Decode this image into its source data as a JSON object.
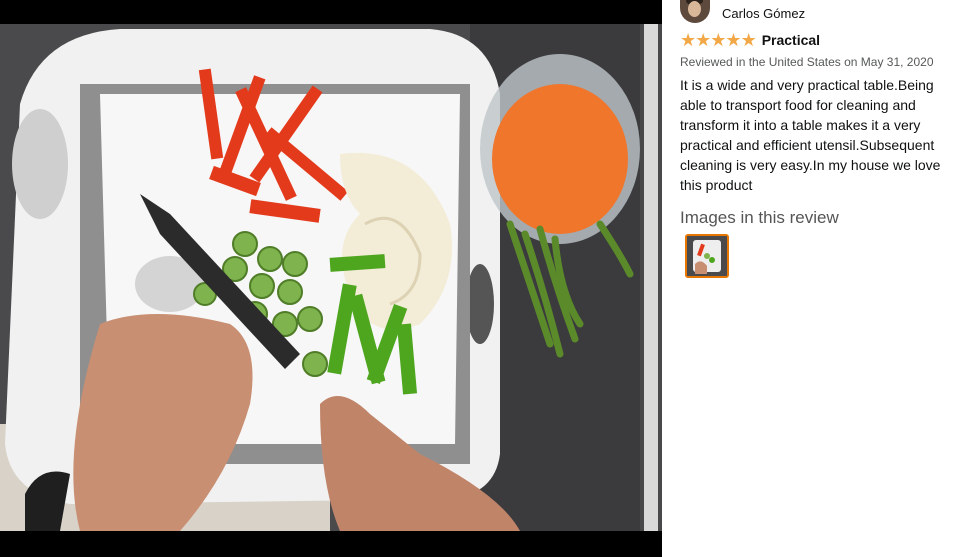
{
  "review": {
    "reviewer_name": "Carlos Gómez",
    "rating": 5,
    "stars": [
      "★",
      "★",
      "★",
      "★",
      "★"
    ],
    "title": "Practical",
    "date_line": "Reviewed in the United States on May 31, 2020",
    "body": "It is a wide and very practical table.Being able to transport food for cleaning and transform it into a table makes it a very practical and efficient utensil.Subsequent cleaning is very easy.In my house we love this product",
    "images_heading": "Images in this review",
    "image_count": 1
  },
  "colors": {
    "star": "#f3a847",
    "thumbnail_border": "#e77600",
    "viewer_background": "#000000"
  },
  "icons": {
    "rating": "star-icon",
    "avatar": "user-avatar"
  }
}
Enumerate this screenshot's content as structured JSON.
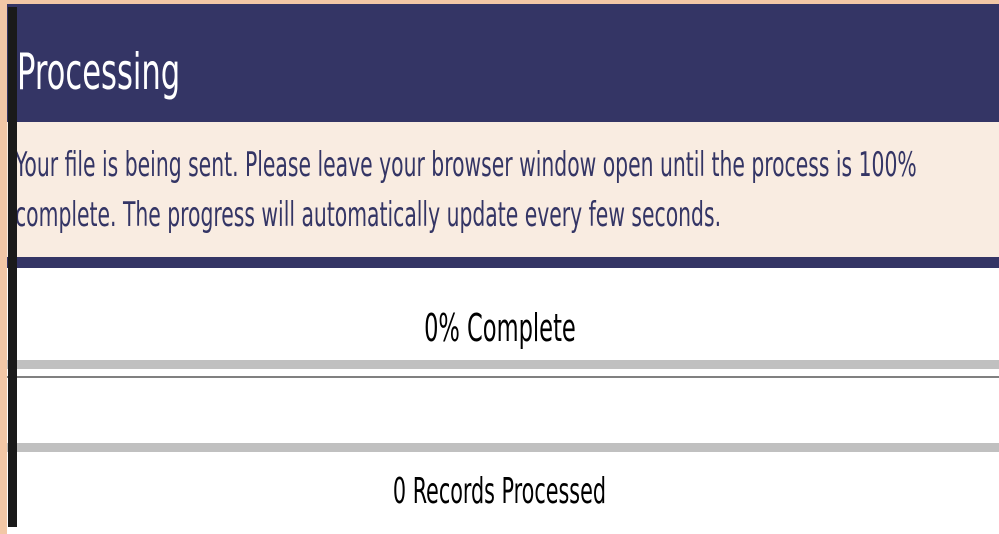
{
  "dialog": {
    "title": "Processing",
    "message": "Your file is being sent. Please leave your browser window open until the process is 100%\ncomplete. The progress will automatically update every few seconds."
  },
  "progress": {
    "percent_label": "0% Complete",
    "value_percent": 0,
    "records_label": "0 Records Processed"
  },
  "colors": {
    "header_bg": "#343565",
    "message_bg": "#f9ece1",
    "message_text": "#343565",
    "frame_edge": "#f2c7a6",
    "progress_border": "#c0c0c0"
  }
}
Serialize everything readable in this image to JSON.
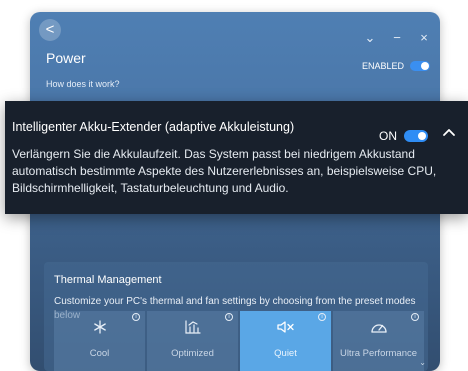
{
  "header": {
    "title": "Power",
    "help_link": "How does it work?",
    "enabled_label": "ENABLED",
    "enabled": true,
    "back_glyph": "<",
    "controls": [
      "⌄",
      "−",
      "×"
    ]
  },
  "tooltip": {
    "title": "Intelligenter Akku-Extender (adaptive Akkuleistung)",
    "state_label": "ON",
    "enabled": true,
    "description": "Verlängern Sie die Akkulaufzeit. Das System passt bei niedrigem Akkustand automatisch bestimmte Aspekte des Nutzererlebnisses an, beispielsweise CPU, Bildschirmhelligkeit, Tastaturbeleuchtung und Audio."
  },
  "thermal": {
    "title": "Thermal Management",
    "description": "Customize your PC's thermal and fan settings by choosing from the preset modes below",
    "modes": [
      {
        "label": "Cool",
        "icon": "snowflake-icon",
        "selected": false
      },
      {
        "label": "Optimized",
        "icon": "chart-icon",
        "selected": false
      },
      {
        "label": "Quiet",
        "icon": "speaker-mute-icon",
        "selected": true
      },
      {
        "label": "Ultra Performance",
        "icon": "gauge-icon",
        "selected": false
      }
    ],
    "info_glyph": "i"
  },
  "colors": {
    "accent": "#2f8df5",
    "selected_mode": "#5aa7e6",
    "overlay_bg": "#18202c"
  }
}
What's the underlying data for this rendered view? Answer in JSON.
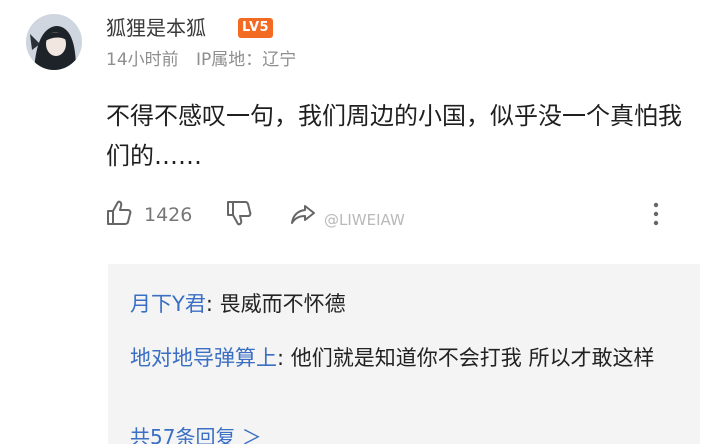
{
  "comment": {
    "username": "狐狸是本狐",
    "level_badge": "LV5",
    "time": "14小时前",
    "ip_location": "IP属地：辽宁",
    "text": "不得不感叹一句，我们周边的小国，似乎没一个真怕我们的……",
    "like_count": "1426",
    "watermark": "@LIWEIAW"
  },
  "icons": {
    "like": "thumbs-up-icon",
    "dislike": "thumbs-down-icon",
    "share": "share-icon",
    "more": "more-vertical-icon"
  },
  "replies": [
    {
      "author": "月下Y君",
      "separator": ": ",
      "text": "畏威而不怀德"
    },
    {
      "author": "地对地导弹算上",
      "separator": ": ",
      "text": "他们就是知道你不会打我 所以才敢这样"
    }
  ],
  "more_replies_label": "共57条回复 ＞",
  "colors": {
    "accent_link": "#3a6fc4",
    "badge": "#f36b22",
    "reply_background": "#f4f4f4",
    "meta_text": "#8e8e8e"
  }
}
* * *
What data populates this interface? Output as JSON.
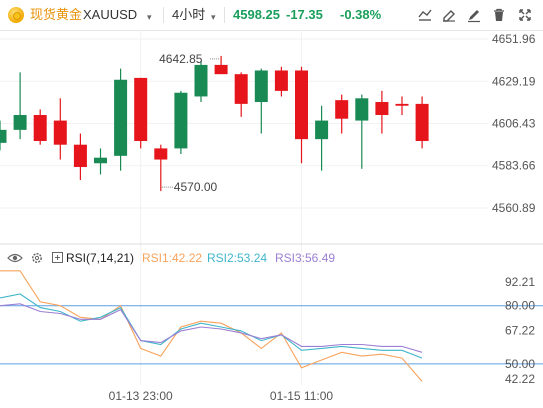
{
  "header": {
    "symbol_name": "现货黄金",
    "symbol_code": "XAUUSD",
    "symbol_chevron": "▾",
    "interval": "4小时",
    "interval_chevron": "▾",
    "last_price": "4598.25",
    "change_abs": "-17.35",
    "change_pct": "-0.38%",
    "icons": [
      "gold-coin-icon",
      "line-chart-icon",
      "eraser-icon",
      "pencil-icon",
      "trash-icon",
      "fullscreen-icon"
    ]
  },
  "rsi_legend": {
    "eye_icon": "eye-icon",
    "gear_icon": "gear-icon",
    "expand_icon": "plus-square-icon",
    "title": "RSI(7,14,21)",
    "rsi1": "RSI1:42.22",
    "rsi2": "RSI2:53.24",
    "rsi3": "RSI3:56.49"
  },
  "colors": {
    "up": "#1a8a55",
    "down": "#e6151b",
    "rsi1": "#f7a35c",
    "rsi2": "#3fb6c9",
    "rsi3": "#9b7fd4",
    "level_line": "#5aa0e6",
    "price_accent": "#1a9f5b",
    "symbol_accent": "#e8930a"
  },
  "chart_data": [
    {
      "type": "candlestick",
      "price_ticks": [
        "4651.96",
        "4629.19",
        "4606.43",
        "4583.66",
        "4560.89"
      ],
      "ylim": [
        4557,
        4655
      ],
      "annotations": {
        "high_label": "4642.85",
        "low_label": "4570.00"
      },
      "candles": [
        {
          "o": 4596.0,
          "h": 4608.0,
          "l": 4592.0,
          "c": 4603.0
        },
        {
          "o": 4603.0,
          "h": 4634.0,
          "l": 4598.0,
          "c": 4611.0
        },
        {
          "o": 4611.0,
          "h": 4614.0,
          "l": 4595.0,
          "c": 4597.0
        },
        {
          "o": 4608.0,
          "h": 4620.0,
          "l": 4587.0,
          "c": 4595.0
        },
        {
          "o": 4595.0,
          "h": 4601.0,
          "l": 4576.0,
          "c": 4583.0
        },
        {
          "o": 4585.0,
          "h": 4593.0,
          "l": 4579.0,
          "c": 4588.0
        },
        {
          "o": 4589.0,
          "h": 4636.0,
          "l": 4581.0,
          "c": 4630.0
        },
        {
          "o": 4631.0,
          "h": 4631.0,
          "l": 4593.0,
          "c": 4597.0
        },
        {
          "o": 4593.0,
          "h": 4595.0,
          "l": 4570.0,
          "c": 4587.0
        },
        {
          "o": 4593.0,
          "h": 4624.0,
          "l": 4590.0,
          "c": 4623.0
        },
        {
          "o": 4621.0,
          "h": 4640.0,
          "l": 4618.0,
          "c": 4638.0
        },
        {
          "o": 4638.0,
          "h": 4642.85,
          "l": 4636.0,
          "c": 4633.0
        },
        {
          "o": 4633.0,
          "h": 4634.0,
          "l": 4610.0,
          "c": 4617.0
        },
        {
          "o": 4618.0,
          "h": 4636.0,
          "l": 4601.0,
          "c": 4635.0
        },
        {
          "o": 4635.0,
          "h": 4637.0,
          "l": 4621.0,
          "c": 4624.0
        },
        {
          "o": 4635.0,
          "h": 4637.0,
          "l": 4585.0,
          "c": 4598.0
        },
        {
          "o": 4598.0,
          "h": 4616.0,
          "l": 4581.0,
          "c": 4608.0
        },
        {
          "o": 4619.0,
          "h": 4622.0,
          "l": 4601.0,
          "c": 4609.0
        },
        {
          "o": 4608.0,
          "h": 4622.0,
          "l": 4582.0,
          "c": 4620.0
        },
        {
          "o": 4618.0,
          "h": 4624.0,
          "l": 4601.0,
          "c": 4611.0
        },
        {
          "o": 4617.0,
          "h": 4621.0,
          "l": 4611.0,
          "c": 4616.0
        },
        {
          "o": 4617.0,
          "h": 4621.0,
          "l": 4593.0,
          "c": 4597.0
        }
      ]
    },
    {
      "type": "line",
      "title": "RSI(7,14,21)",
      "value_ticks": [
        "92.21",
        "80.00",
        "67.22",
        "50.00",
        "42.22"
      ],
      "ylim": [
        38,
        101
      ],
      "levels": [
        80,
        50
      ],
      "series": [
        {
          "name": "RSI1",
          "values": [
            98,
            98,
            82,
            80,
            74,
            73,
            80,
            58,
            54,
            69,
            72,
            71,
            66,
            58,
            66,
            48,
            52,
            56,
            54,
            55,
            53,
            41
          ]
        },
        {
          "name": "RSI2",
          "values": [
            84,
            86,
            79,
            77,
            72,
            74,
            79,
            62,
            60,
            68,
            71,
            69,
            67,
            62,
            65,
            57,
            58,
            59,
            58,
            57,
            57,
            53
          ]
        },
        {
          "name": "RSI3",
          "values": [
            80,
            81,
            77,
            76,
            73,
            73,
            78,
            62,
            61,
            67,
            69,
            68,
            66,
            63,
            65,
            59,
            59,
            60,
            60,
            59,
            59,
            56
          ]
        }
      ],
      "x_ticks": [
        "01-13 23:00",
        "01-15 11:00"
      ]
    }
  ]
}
* * *
Gather from the entries above all lines that include the string "into".

Decode this image into its source data as a JSON object.
    "body": "It is a wide and very practical table.Being able to transport food for cleaning and transform it into a table makes it a very practical and efficient utensil.Subsequent cleaning is very easy.In my house we love this product",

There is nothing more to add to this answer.